==== SUPPLIED DATA

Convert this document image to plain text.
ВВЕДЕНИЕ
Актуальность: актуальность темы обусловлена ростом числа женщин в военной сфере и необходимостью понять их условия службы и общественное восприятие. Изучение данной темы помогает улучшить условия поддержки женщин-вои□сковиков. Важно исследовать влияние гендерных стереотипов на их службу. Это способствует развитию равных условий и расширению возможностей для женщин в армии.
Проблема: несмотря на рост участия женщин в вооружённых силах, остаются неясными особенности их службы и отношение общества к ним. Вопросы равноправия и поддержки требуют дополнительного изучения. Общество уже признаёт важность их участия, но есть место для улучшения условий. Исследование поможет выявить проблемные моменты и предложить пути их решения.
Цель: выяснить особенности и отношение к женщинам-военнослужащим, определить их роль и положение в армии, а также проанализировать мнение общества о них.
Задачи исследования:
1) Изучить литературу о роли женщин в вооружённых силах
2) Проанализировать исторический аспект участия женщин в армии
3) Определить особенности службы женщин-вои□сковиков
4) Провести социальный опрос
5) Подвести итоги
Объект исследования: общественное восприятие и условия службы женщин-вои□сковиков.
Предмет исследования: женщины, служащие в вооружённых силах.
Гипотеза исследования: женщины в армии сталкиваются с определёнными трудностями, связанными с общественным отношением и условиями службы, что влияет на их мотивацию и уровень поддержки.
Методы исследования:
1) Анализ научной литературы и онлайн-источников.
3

========

**WHAT YOU ARE ASKED TO DO**
Retype the records that precede this task, keeping them exactly the same.

**RESULT FOR THIS EXERCISE**
Convert this document image to plain text.
ВВЕДЕНИЕ
Актуальность: актуальность темы обусловлена ростом числа женщин в военной сфере и необходимостью понять их условия службы и общественное восприятие. Изучение данной темы помогает улучшить условия поддержки женщин-вои□сковиков. Важно исследовать влияние гендерных стереотипов на их службу. Это способствует развитию равных условий и расширению возможностей для женщин в армии.
Проблема: несмотря на рост участия женщин в вооружённых силах, остаются неясными особенности их службы и отношение общества к ним. Вопросы равноправия и поддержки требуют дополнительного изучения. Общество уже признаёт важность их участия, но есть место для улучшения условий. Исследование поможет выявить проблемные моменты и предложить пути их решения.
Цель: выяснить особенности и отношение к женщинам-военнослужащим, определить их роль и положение в армии, а также проанализировать мнение общества о них.
Задачи исследования:
1) Изучить литературу о роли женщин в вооружённых силах
2) Проанализировать исторический аспект участия женщин в армии
3) Определить особенности службы женщин-вои□сковиков
4) Провести социальный опрос
5) Подвести итоги
Объект исследования: общественное восприятие и условия службы женщин-вои□сковиков.
Предмет исследования: женщины, служащие в вооружённых силах.
Гипотеза исследования: женщины в армии сталкиваются с определёнными трудностями, связанными с общественным отношением и условиями службы, что влияет на их мотивацию и уровень поддержки.
Методы исследования:
1) Анализ научной литературы и онлайн-источников.
3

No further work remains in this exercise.